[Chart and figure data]

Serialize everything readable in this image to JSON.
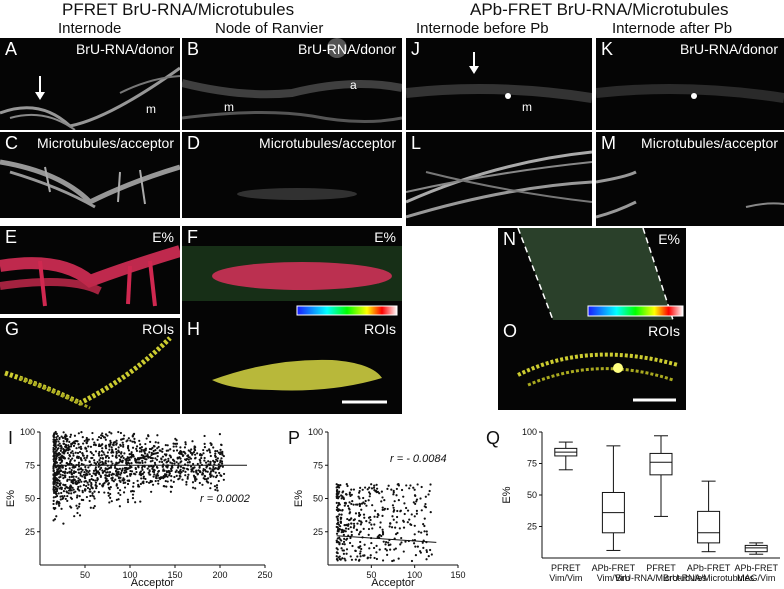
{
  "titles": {
    "left": "PFRET BrU-RNA/Microtubules",
    "right": "APb-FRET BrU-RNA/Microtubules",
    "col_internode": "Internode",
    "col_node": "Node of Ranvier",
    "col_before": "Internode before Pb",
    "col_after": "Internode after Pb"
  },
  "panels": {
    "A": {
      "label": "A",
      "caption": "BrU-RNA/donor",
      "marks": [
        "m"
      ]
    },
    "B": {
      "label": "B",
      "caption": "BrU-RNA/donor",
      "marks": [
        "m",
        "a"
      ]
    },
    "C": {
      "label": "C",
      "caption": "Microtubules/acceptor"
    },
    "D": {
      "label": "D",
      "caption": "Microtubules/acceptor"
    },
    "E": {
      "label": "E",
      "caption": "E%"
    },
    "F": {
      "label": "F",
      "caption": "E%"
    },
    "G": {
      "label": "G",
      "caption": "ROIs"
    },
    "H": {
      "label": "H",
      "caption": "ROIs"
    },
    "J": {
      "label": "J",
      "caption": "",
      "marks": [
        "m"
      ]
    },
    "K": {
      "label": "K",
      "caption": "BrU-RNA/donor"
    },
    "L": {
      "label": "L",
      "caption": ""
    },
    "M": {
      "label": "M",
      "caption": "Microtubules/acceptor"
    },
    "N": {
      "label": "N",
      "caption": "E%"
    },
    "O": {
      "label": "O",
      "caption": "ROIs"
    }
  },
  "chart_data": [
    {
      "panel": "I",
      "type": "scatter",
      "xlabel": "Acceptor",
      "ylabel": "E%",
      "xlim": [
        0,
        250
      ],
      "ylim": [
        0,
        100
      ],
      "xticks": [
        50,
        100,
        150,
        200,
        250
      ],
      "yticks": [
        25,
        50,
        75,
        100
      ],
      "annotation": "r = 0.0002",
      "trend": {
        "x": [
          15,
          230
        ],
        "y": [
          75,
          75
        ]
      },
      "points_description_values": {
        "x_center": 45,
        "y_center": 76
      }
    },
    {
      "panel": "P",
      "type": "scatter",
      "xlabel": "Acceptor",
      "ylabel": "E%",
      "xlim": [
        0,
        150
      ],
      "ylim": [
        0,
        100
      ],
      "xticks": [
        50,
        100,
        150
      ],
      "yticks": [
        25,
        50,
        75,
        100
      ],
      "annotation": "r = - 0.0084",
      "trend": {
        "x": [
          10,
          125
        ],
        "y": [
          22,
          17
        ]
      }
    },
    {
      "panel": "Q",
      "type": "box",
      "ylabel": "E%",
      "ylim": [
        0,
        100
      ],
      "yticks": [
        25,
        50,
        75,
        100
      ],
      "groups": [
        {
          "method": "PFRET",
          "probe": "Vim/Vim",
          "min": 70,
          "q1": 81,
          "median": 84,
          "q3": 87,
          "max": 92
        },
        {
          "method": "APb-FRET",
          "probe": "Vim/Vim",
          "min": 6,
          "q1": 20,
          "median": 36,
          "q3": 52,
          "max": 89
        },
        {
          "method": "PFRET",
          "probe": "BrU-RNA/Microtubules",
          "min": 33,
          "q1": 66,
          "median": 76,
          "q3": 83,
          "max": 97
        },
        {
          "method": "APb-FRET",
          "probe": "BrU-RNA/Microtubules",
          "min": 5,
          "q1": 12,
          "median": 20,
          "q3": 37,
          "max": 61
        },
        {
          "method": "APb-FRET",
          "probe": "MAG/Vim",
          "min": 3,
          "q1": 5,
          "median": 8,
          "q3": 10,
          "max": 12
        }
      ]
    }
  ],
  "graph_labels": {
    "I": "I",
    "P": "P",
    "Q": "Q"
  }
}
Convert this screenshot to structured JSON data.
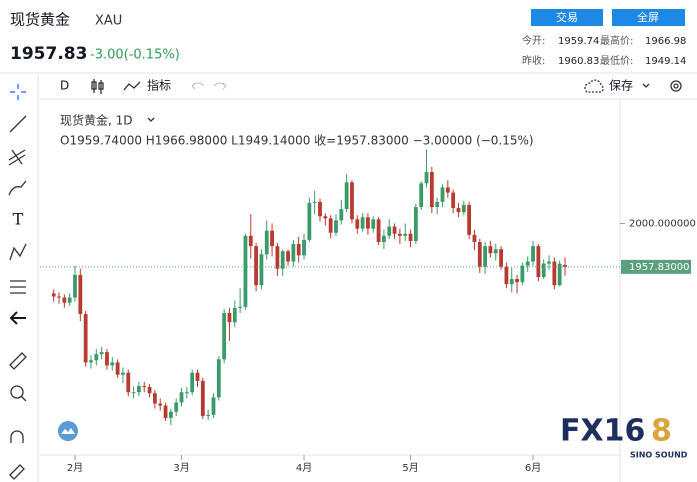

> _TASK INSTRUCTIONS_
Go through the listing above and write it out again exactly, dropping the pictures.

> _EXERCISE RESPONSE_
Serialize everything readable in this image to JSON.
{
  "titles": {
    "left": "PFRET BrU-RNA/Microtubules",
    "right": "APb-FRET BrU-RNA/Microtubules",
    "col_internode": "Internode",
    "col_node": "Node of Ranvier",
    "col_before": "Internode before Pb",
    "col_after": "Internode after Pb"
  },
  "panels": {
    "A": {
      "label": "A",
      "caption": "BrU-RNA/donor",
      "marks": [
        "m"
      ]
    },
    "B": {
      "label": "B",
      "caption": "BrU-RNA/donor",
      "marks": [
        "m",
        "a"
      ]
    },
    "C": {
      "label": "C",
      "caption": "Microtubules/acceptor"
    },
    "D": {
      "label": "D",
      "caption": "Microtubules/acceptor"
    },
    "E": {
      "label": "E",
      "caption": "E%"
    },
    "F": {
      "label": "F",
      "caption": "E%"
    },
    "G": {
      "label": "G",
      "caption": "ROIs"
    },
    "H": {
      "label": "H",
      "caption": "ROIs"
    },
    "J": {
      "label": "J",
      "caption": "",
      "marks": [
        "m"
      ]
    },
    "K": {
      "label": "K",
      "caption": "BrU-RNA/donor"
    },
    "L": {
      "label": "L",
      "caption": ""
    },
    "M": {
      "label": "M",
      "caption": "Microtubules/acceptor"
    },
    "N": {
      "label": "N",
      "caption": "E%"
    },
    "O": {
      "label": "O",
      "caption": "ROIs"
    }
  },
  "chart_data": [
    {
      "panel": "I",
      "type": "scatter",
      "xlabel": "Acceptor",
      "ylabel": "E%",
      "xlim": [
        0,
        250
      ],
      "ylim": [
        0,
        100
      ],
      "xticks": [
        50,
        100,
        150,
        200,
        250
      ],
      "yticks": [
        25,
        50,
        75,
        100
      ],
      "annotation": "r = 0.0002",
      "trend": {
        "x": [
          15,
          230
        ],
        "y": [
          75,
          75
        ]
      },
      "points_description_values": {
        "x_center": 45,
        "y_center": 76
      }
    },
    {
      "panel": "P",
      "type": "scatter",
      "xlabel": "Acceptor",
      "ylabel": "E%",
      "xlim": [
        0,
        150
      ],
      "ylim": [
        0,
        100
      ],
      "xticks": [
        50,
        100,
        150
      ],
      "yticks": [
        25,
        50,
        75,
        100
      ],
      "annotation": "r = - 0.0084",
      "trend": {
        "x": [
          10,
          125
        ],
        "y": [
          22,
          17
        ]
      }
    },
    {
      "panel": "Q",
      "type": "box",
      "ylabel": "E%",
      "ylim": [
        0,
        100
      ],
      "yticks": [
        25,
        50,
        75,
        100
      ],
      "groups": [
        {
          "method": "PFRET",
          "probe": "Vim/Vim",
          "min": 70,
          "q1": 81,
          "median": 84,
          "q3": 87,
          "max": 92
        },
        {
          "method": "APb-FRET",
          "probe": "Vim/Vim",
          "min": 6,
          "q1": 20,
          "median": 36,
          "q3": 52,
          "max": 89
        },
        {
          "method": "PFRET",
          "probe": "BrU-RNA/Microtubules",
          "min": 33,
          "q1": 66,
          "median": 76,
          "q3": 83,
          "max": 97
        },
        {
          "method": "APb-FRET",
          "probe": "BrU-RNA/Microtubules",
          "min": 5,
          "q1": 12,
          "median": 20,
          "q3": 37,
          "max": 61
        },
        {
          "method": "APb-FRET",
          "probe": "MAG/Vim",
          "min": 3,
          "q1": 5,
          "median": 8,
          "q3": 10,
          "max": 12
        }
      ]
    }
  ],
  "graph_labels": {
    "I": "I",
    "P": "P",
    "Q": "Q"
  }
}
Convert this screenshot to structured JSON data.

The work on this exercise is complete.